* **WRITTEN PROBLEM A**
Please reproduce the passage on the sheriff's office training records, starting at "KFAQ co-host Eddie" and ending at "program in 2008.".

* **TEXT EXTRACT**
KFAQ co-host Eddie Huff pointed out that Bates had hours of training documented by the Council on Law Enforcement Education, which provides training oversight for most law enforcement officers in the state of Oklahoma.

 

“When they’re up there saying he got 320 hours or a thousand hours of field training and that he’s an advanced special reserve deputy. That’s not a CLEET issue, that’s a Tulsa County Sheriff’s Office issue. And I haven’t seen a single record that this man had any field training. Period.”

 

TCSO general counsel Meredith Baker said the department did send Bates’ training records to Smolen’s office on April 10. The records, obtained by KFAQ, state that he has received credit for hundreds of hours of training since he joined the TCSO reserve program in 2008.

 

“And in fact I have reason to believe that the field training records that did exist no longer exist. But the ones that did exist at one time are falsified,” Smolen said.

 

KFAQ spoke with Steve Emmons, the director of CLEET, about how the agency tracks training for officers to determine whether they are still qualified to serve.

 

“Individual agencies qualify their own people,” Emmons said. “And then they report to CLEET that they have qualified them, and then all our records would show is whether a person had or had not qualified [according to the local agency]. We get the sign-in sheet and then we just enter it in to the system.”

 

The recording of officer training is basically on an honor system. There is no way for the agency to determine whether the person who signed the sign-in sheet actually attended the training. When KFAQ inquired whether we could have access to the sign-in sheets where Bates (or any other officer) attended training, Emmons said Oklahoma Open Records rules prohibit the release of information regarding training for individuals without a subpoena.

 

Another issue many critics have had about the video released by TCSO of the takedown of Eric Harris is the way in which deputies appeared to grind Harris’ head into the ground when Smolen said Harris was compliant. Glanz told Campbell on Tuesday, part of law enforcement officers' training in containing a fleeing, struggling suspect is to control the head.

 

"If you can pin their head, then you control their body. One of my deputies is a CLEET instructor…When you're in a struggle with someone that's a danger to the community then you try and control him the best that you can, and that's simply a tactical move that controls that person when they're down,” said Glanz.

 

Smolen said he’d like to see anywhere where that defensive tactic is taught.

 

“I would ask you to find someone in law enforcement, particularly with CLEET, have them come in and tell you about their training practices with respect to slamming their knee into someone’s head on the ground like that.”

* **INPUT MATERIAL**
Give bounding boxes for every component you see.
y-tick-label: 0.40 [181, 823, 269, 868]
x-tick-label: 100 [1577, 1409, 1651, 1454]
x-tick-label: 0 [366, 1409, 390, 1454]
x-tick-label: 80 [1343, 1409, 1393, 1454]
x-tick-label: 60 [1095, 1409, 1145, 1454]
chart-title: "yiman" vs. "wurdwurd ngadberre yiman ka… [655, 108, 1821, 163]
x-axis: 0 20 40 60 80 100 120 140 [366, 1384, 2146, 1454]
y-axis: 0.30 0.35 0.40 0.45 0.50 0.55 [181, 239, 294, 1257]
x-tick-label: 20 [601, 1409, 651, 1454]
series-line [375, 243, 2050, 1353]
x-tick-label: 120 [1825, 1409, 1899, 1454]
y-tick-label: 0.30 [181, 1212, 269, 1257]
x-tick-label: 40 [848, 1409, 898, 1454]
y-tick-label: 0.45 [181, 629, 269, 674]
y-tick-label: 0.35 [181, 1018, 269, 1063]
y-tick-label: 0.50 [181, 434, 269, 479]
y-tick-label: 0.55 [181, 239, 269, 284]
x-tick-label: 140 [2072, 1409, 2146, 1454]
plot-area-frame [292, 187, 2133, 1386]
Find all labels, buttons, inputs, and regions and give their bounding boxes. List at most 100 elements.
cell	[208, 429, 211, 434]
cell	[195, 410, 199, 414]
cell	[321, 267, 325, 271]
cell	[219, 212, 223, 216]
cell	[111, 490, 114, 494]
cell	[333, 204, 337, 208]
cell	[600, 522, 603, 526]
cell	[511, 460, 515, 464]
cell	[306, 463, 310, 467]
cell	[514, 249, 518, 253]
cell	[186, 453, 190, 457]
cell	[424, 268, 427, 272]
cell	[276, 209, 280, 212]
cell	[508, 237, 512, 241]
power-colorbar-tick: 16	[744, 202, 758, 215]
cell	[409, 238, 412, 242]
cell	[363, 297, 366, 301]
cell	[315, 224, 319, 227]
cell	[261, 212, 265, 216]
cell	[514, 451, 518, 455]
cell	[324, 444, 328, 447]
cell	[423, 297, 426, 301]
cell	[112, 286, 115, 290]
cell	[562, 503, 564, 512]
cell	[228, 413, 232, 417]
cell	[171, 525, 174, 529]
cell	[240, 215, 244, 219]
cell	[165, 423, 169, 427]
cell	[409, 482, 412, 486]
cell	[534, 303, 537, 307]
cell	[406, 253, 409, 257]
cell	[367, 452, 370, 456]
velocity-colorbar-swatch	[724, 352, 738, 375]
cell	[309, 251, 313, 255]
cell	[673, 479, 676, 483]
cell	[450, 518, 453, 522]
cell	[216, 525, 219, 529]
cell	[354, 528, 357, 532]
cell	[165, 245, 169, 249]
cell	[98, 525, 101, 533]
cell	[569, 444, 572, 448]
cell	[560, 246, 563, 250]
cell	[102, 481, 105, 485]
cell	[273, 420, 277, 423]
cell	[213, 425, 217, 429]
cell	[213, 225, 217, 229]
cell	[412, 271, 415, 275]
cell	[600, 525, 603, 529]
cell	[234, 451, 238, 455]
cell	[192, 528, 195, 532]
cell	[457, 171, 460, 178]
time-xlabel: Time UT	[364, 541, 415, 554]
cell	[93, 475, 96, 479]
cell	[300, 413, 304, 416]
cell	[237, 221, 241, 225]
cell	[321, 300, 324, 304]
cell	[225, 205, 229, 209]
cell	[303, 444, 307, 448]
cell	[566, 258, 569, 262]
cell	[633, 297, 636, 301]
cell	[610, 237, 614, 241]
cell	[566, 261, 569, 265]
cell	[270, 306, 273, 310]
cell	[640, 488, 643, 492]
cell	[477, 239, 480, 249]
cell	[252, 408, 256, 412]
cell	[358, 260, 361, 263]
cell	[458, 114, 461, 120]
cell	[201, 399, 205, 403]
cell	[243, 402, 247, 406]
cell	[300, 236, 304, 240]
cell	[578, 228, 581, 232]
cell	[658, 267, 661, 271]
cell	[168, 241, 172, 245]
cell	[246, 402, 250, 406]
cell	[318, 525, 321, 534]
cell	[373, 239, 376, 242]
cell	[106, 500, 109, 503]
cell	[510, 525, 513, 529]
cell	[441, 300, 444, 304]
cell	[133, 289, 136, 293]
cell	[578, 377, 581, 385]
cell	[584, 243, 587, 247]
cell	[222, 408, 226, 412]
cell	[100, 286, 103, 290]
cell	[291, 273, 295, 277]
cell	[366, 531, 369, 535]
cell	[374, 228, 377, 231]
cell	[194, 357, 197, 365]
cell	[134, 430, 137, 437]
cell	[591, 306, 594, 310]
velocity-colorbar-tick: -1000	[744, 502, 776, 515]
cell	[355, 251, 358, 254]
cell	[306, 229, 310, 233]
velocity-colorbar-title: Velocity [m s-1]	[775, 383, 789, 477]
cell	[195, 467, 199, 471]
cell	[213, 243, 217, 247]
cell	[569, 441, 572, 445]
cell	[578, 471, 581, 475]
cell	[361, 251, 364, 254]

* **WRITTEN PROBLEM B**
Rewrite the records starting at their beginning and ending at the line that contains "x-tick-label: 60 [1095, 1409, 1145, 1454]", replacing "component" with "element" and changing nothing else.

* **CORRECT RESULT A**
KFAQ co-host Eddie Huff pointed out that Bates had hours of training documented by the Council on Law Enforcement Education, which provides training oversight for most law enforcement officers in the state of Oklahoma.

 

“When they’re up there saying he got 320 hours or a thousand hours of field training and that he’s an advanced special reserve deputy. That’s not a CLEET issue, that’s a Tulsa County Sheriff’s Office issue. And I haven’t seen a single record that this man had any field training. Period.”

 

TCSO general counsel Meredith Baker said the department did send Bates’ training records to Smolen’s office on April 10. The records, obtained by KFAQ, state that he has received credit for hundreds of hours of training since he joined the TCSO reserve program in 2008.

* **CORRECT RESULT B**
Give bounding boxes for every element you see.
y-tick-label: 0.40 [181, 823, 269, 868]
x-tick-label: 100 [1577, 1409, 1651, 1454]
x-tick-label: 0 [366, 1409, 390, 1454]
x-tick-label: 80 [1343, 1409, 1393, 1454]
x-tick-label: 60 [1095, 1409, 1145, 1454]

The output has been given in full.